Output the data below in full, character for character.

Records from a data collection

___

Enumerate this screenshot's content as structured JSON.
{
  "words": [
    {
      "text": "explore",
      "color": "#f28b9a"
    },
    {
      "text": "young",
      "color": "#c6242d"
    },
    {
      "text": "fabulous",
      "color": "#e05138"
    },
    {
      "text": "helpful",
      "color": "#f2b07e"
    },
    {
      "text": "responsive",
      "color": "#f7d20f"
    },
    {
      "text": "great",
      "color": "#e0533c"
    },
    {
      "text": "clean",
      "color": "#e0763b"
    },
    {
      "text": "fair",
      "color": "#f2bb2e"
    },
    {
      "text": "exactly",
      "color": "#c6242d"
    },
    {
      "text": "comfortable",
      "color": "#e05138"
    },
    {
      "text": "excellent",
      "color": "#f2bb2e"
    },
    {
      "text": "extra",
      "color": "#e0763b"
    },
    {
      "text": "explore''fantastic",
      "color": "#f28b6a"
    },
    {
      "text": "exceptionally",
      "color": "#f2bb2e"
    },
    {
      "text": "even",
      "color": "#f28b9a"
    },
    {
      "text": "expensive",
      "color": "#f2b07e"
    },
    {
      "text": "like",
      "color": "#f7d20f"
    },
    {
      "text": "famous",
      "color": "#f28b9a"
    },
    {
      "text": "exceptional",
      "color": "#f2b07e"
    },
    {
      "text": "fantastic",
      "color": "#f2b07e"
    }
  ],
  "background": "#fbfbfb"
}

___

*Solution to this exercise*
Enumerate this screenshot's content as structured JSON.
{
  "words": [
    {
      "text": "explore",
      "color": "#f28b9a"
    },
    {
      "text": "young",
      "color": "#c6242d"
    },
    {
      "text": "fabulous",
      "color": "#e05138"
    },
    {
      "text": "helpful",
      "color": "#f2b07e"
    },
    {
      "text": "responsive",
      "color": "#f7d20f"
    },
    {
      "text": "great",
      "color": "#e0533c"
    },
    {
      "text": "clean",
      "color": "#e0763b"
    },
    {
      "text": "fair",
      "color": "#f2bb2e"
    },
    {
      "text": "exactly",
      "color": "#c6242d"
    },
    {
      "text": "comfortable",
      "color": "#e05138"
    },
    {
      "text": "excellent",
      "color": "#f2bb2e"
    },
    {
      "text": "extra",
      "color": "#e0763b"
    },
    {
      "text": "explore''fantastic",
      "color": "#f28b6a"
    },
    {
      "text": "exceptionally",
      "color": "#f2bb2e"
    },
    {
      "text": "even",
      "color": "#f28b9a"
    },
    {
      "text": "expensive",
      "color": "#f2b07e"
    },
    {
      "text": "like",
      "color": "#f7d20f"
    },
    {
      "text": "famous",
      "color": "#f28b9a"
    },
    {
      "text": "exceptional",
      "color": "#f2b07e"
    },
    {
      "text": "fantastic",
      "color": "#f2b07e"
    }
  ],
  "background": "#fbfbfb"
}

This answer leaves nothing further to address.